● Provided entries

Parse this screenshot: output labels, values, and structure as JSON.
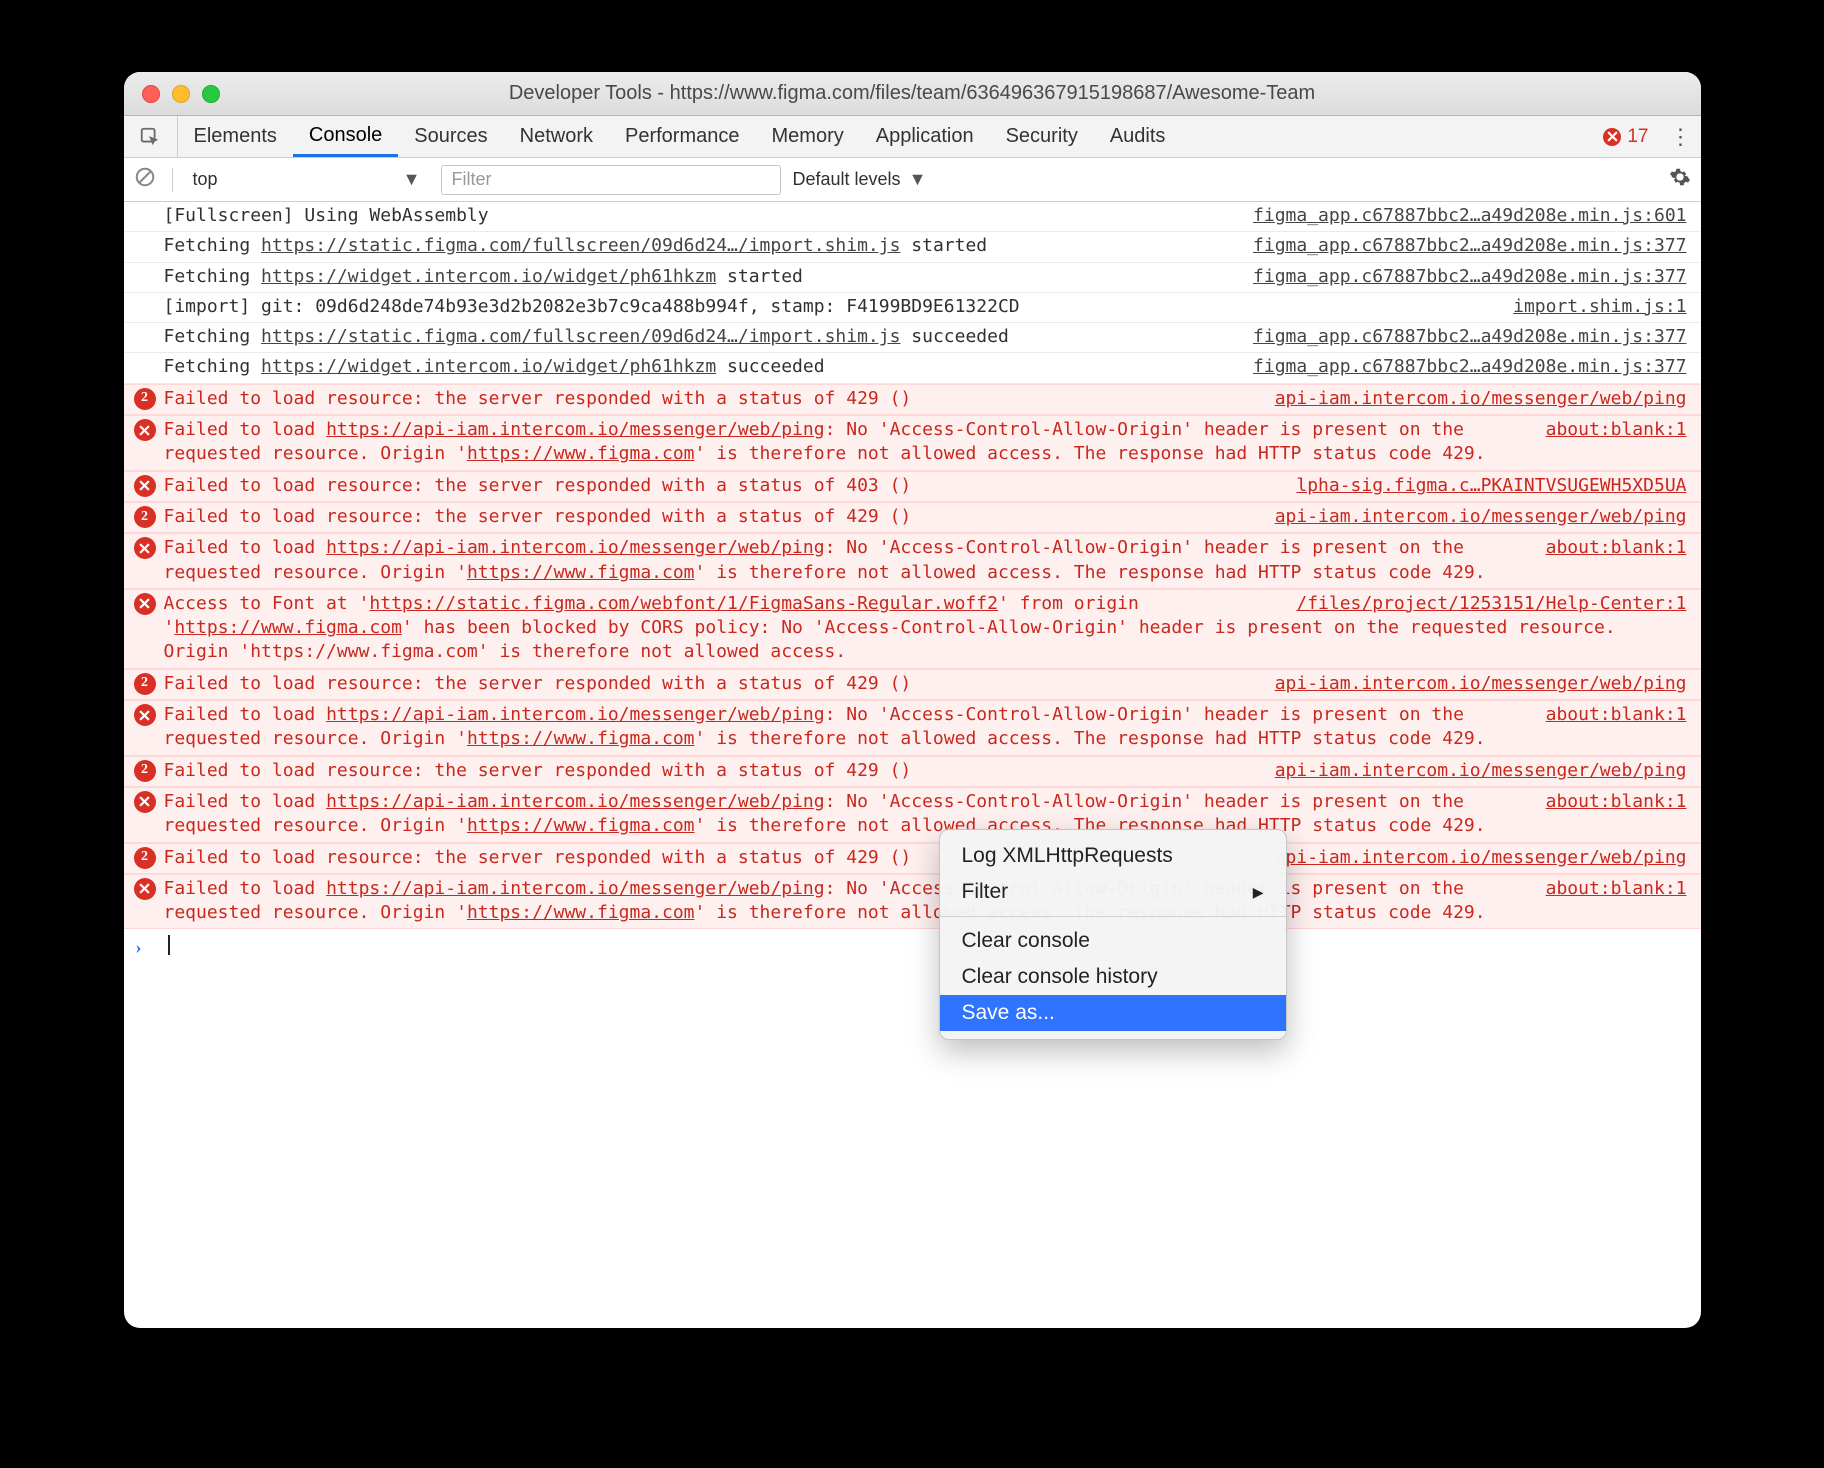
{
  "window": {
    "title": "Developer Tools - https://www.figma.com/files/team/636496367915198687/Awesome-Team"
  },
  "tabs": {
    "items": [
      "Elements",
      "Console",
      "Sources",
      "Network",
      "Performance",
      "Memory",
      "Application",
      "Security",
      "Audits"
    ],
    "active": "Console",
    "error_count": "17"
  },
  "filterbar": {
    "context": "top",
    "filter_placeholder": "Filter",
    "levels": "Default levels"
  },
  "context_menu": {
    "items": [
      {
        "label": "Log XMLHttpRequests",
        "submenu": false
      },
      {
        "label": "Filter",
        "submenu": true
      },
      {
        "sep": true
      },
      {
        "label": "Clear console",
        "submenu": false
      },
      {
        "label": "Clear console history",
        "submenu": false
      },
      {
        "label": "Save as...",
        "submenu": false,
        "selected": true
      }
    ]
  },
  "log": [
    {
      "type": "info",
      "msg_pre": "[Fullscreen] Using WebAssembly",
      "src": "figma_app.c67887bbc2…a49d208e.min.js:601"
    },
    {
      "type": "info",
      "msg_pre": "Fetching ",
      "link": "https://static.figma.com/fullscreen/09d6d24…/import.shim.js",
      "msg_post": " started",
      "src": "figma_app.c67887bbc2…a49d208e.min.js:377"
    },
    {
      "type": "info",
      "msg_pre": "Fetching ",
      "link": "https://widget.intercom.io/widget/ph61hkzm",
      "msg_post": " started",
      "src": "figma_app.c67887bbc2…a49d208e.min.js:377"
    },
    {
      "type": "info",
      "msg_pre": "[import] git: 09d6d248de74b93e3d2b2082e3b7c9ca488b994f, stamp: F4199BD9E61322CD",
      "src": "import.shim.js:1"
    },
    {
      "type": "info",
      "msg_pre": "Fetching ",
      "link": "https://static.figma.com/fullscreen/09d6d24…/import.shim.js",
      "msg_post": " succeeded",
      "src": "figma_app.c67887bbc2…a49d208e.min.js:377"
    },
    {
      "type": "info",
      "msg_pre": "Fetching ",
      "link": "https://widget.intercom.io/widget/ph61hkzm",
      "msg_post": " succeeded",
      "src": "figma_app.c67887bbc2…a49d208e.min.js:377"
    },
    {
      "type": "error",
      "count": "2",
      "msg_pre": "Failed to load resource: the server responded with a status of 429 ()",
      "src": "api-iam.intercom.io/messenger/web/ping"
    },
    {
      "type": "error",
      "err": true,
      "msg_pre": "Failed to load ",
      "link": "https://api-iam.intercom.io/messenger/web/ping",
      "msg_mid": ": No 'Access-Control-Allow-Origin' header is present on the requested resource. Origin '",
      "link2": "https://www.figma.com",
      "msg_post": "' is therefore not allowed access. The response had HTTP status code 429.",
      "src": "about:blank:1"
    },
    {
      "type": "error",
      "err": true,
      "msg_pre": "Failed to load resource: the server responded with a status of 403 ()",
      "src": "lpha-sig.figma.c…PKAINTVSUGEWH5XD5UA"
    },
    {
      "type": "error",
      "count": "2",
      "msg_pre": "Failed to load resource: the server responded with a status of 429 ()",
      "src": "api-iam.intercom.io/messenger/web/ping"
    },
    {
      "type": "error",
      "err": true,
      "msg_pre": "Failed to load ",
      "link": "https://api-iam.intercom.io/messenger/web/ping",
      "msg_mid": ": No 'Access-Control-Allow-Origin' header is present on the requested resource. Origin '",
      "link2": "https://www.figma.com",
      "msg_post": "' is therefore not allowed access. The response had HTTP status code 429.",
      "src": "about:blank:1"
    },
    {
      "type": "error",
      "err": true,
      "msg_pre": "Access to Font at '",
      "link": "https://static.figma.com/webfont/1/FigmaSans-Regular.woff2",
      "msg_mid": "' from origin '",
      "link2": "https://www.figma.com",
      "msg_post": "' has been blocked by CORS policy: No 'Access-Control-Allow-Origin' header is present on the requested resource. Origin 'https://www.figma.com' is therefore not allowed access.",
      "src": "/files/project/1253151/Help-Center:1"
    },
    {
      "type": "error",
      "count": "2",
      "msg_pre": "Failed to load resource: the server responded with a status of 429 ()",
      "src": "api-iam.intercom.io/messenger/web/ping"
    },
    {
      "type": "error",
      "err": true,
      "msg_pre": "Failed to load ",
      "link": "https://api-iam.intercom.io/messenger/web/ping",
      "msg_mid": ": No 'Access-Control-Allow-Origin' header is present on the requested resource. Origin '",
      "link2": "https://www.figma.com",
      "msg_post": "' is therefore not allowed access. The response had HTTP status code 429.",
      "src": "about:blank:1"
    },
    {
      "type": "error",
      "count": "2",
      "msg_pre": "Failed to load resource: the server responded with a status of 429 ()",
      "src": "api-iam.intercom.io/messenger/web/ping"
    },
    {
      "type": "error",
      "err": true,
      "msg_pre": "Failed to load ",
      "link": "https://api-iam.intercom.io/messenger/web/ping",
      "msg_mid": ": No 'Access-Control-Allow-Origin' header is present on the requested resource. Origin '",
      "link2": "https://www.figma.com",
      "msg_post": "' is therefore not allowed access. The response had HTTP status code 429.",
      "src": "about:blank:1"
    },
    {
      "type": "error",
      "count": "2",
      "msg_pre": "Failed to load resource: the server responded with a status of 429 ()",
      "src": "api-iam.intercom.io/messenger/web/ping"
    },
    {
      "type": "error",
      "err": true,
      "msg_pre": "Failed to load ",
      "link": "https://api-iam.intercom.io/messenger/web/ping",
      "msg_mid": ": No 'Access-Control-Allow-Origin' header is present on the requested resource. Origin '",
      "link2": "https://www.figma.com",
      "msg_post": "' is therefore not allowed access. The response had HTTP status code 429.",
      "src": "about:blank:1"
    }
  ]
}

● Your goal
Pictures are excluded; copy all other data exactly as shown.

● Problem solution
Parse this screenshot: output labels, values, and structure as JSON.
{
  "window": {
    "title": "Developer Tools - https://www.figma.com/files/team/636496367915198687/Awesome-Team"
  },
  "tabs": {
    "items": [
      "Elements",
      "Console",
      "Sources",
      "Network",
      "Performance",
      "Memory",
      "Application",
      "Security",
      "Audits"
    ],
    "active": "Console",
    "error_count": "17"
  },
  "filterbar": {
    "context": "top",
    "filter_placeholder": "Filter",
    "levels": "Default levels"
  },
  "context_menu": {
    "items": [
      {
        "label": "Log XMLHttpRequests",
        "submenu": false
      },
      {
        "label": "Filter",
        "submenu": true
      },
      {
        "sep": true
      },
      {
        "label": "Clear console",
        "submenu": false
      },
      {
        "label": "Clear console history",
        "submenu": false
      },
      {
        "label": "Save as...",
        "submenu": false,
        "selected": true
      }
    ]
  },
  "log": [
    {
      "type": "info",
      "msg_pre": "[Fullscreen] Using WebAssembly",
      "src": "figma_app.c67887bbc2…a49d208e.min.js:601"
    },
    {
      "type": "info",
      "msg_pre": "Fetching ",
      "link": "https://static.figma.com/fullscreen/09d6d24…/import.shim.js",
      "msg_post": " started",
      "src": "figma_app.c67887bbc2…a49d208e.min.js:377"
    },
    {
      "type": "info",
      "msg_pre": "Fetching ",
      "link": "https://widget.intercom.io/widget/ph61hkzm",
      "msg_post": " started",
      "src": "figma_app.c67887bbc2…a49d208e.min.js:377"
    },
    {
      "type": "info",
      "msg_pre": "[import] git: 09d6d248de74b93e3d2b2082e3b7c9ca488b994f, stamp: F4199BD9E61322CD",
      "src": "import.shim.js:1"
    },
    {
      "type": "info",
      "msg_pre": "Fetching ",
      "link": "https://static.figma.com/fullscreen/09d6d24…/import.shim.js",
      "msg_post": " succeeded",
      "src": "figma_app.c67887bbc2…a49d208e.min.js:377"
    },
    {
      "type": "info",
      "msg_pre": "Fetching ",
      "link": "https://widget.intercom.io/widget/ph61hkzm",
      "msg_post": " succeeded",
      "src": "figma_app.c67887bbc2…a49d208e.min.js:377"
    },
    {
      "type": "error",
      "count": "2",
      "msg_pre": "Failed to load resource: the server responded with a status of 429 ()",
      "src": "api-iam.intercom.io/messenger/web/ping"
    },
    {
      "type": "error",
      "err": true,
      "msg_pre": "Failed to load ",
      "link": "https://api-iam.intercom.io/messenger/web/ping",
      "msg_mid": ": No 'Access-Control-Allow-Origin' header is present on the requested resource. Origin '",
      "link2": "https://www.figma.com",
      "msg_post": "' is therefore not allowed access. The response had HTTP status code 429.",
      "src": "about:blank:1"
    },
    {
      "type": "error",
      "err": true,
      "msg_pre": "Failed to load resource: the server responded with a status of 403 ()",
      "src": "lpha-sig.figma.c…PKAINTVSUGEWH5XD5UA"
    },
    {
      "type": "error",
      "count": "2",
      "msg_pre": "Failed to load resource: the server responded with a status of 429 ()",
      "src": "api-iam.intercom.io/messenger/web/ping"
    },
    {
      "type": "error",
      "err": true,
      "msg_pre": "Failed to load ",
      "link": "https://api-iam.intercom.io/messenger/web/ping",
      "msg_mid": ": No 'Access-Control-Allow-Origin' header is present on the requested resource. Origin '",
      "link2": "https://www.figma.com",
      "msg_post": "' is therefore not allowed access. The response had HTTP status code 429.",
      "src": "about:blank:1"
    },
    {
      "type": "error",
      "err": true,
      "msg_pre": "Access to Font at '",
      "link": "https://static.figma.com/webfont/1/FigmaSans-Regular.woff2",
      "msg_mid": "' from origin '",
      "link2": "https://www.figma.com",
      "msg_post": "' has been blocked by CORS policy: No 'Access-Control-Allow-Origin' header is present on the requested resource. Origin 'https://www.figma.com' is therefore not allowed access.",
      "src": "/files/project/1253151/Help-Center:1"
    },
    {
      "type": "error",
      "count": "2",
      "msg_pre": "Failed to load resource: the server responded with a status of 429 ()",
      "src": "api-iam.intercom.io/messenger/web/ping"
    },
    {
      "type": "error",
      "err": true,
      "msg_pre": "Failed to load ",
      "link": "https://api-iam.intercom.io/messenger/web/ping",
      "msg_mid": ": No 'Access-Control-Allow-Origin' header is present on the requested resource. Origin '",
      "link2": "https://www.figma.com",
      "msg_post": "' is therefore not allowed access. The response had HTTP status code 429.",
      "src": "about:blank:1"
    },
    {
      "type": "error",
      "count": "2",
      "msg_pre": "Failed to load resource: the server responded with a status of 429 ()",
      "src": "api-iam.intercom.io/messenger/web/ping"
    },
    {
      "type": "error",
      "err": true,
      "msg_pre": "Failed to load ",
      "link": "https://api-iam.intercom.io/messenger/web/ping",
      "msg_mid": ": No 'Access-Control-Allow-Origin' header is present on the requested resource. Origin '",
      "link2": "https://www.figma.com",
      "msg_post": "' is therefore not allowed access. The response had HTTP status code 429.",
      "src": "about:blank:1"
    },
    {
      "type": "error",
      "count": "2",
      "msg_pre": "Failed to load resource: the server responded with a status of 429 ()",
      "src": "api-iam.intercom.io/messenger/web/ping"
    },
    {
      "type": "error",
      "err": true,
      "msg_pre": "Failed to load ",
      "link": "https://api-iam.intercom.io/messenger/web/ping",
      "msg_mid": ": No 'Access-Control-Allow-Origin' header is present on the requested resource. Origin '",
      "link2": "https://www.figma.com",
      "msg_post": "' is therefore not allowed access. The response had HTTP status code 429.",
      "src": "about:blank:1"
    }
  ]
}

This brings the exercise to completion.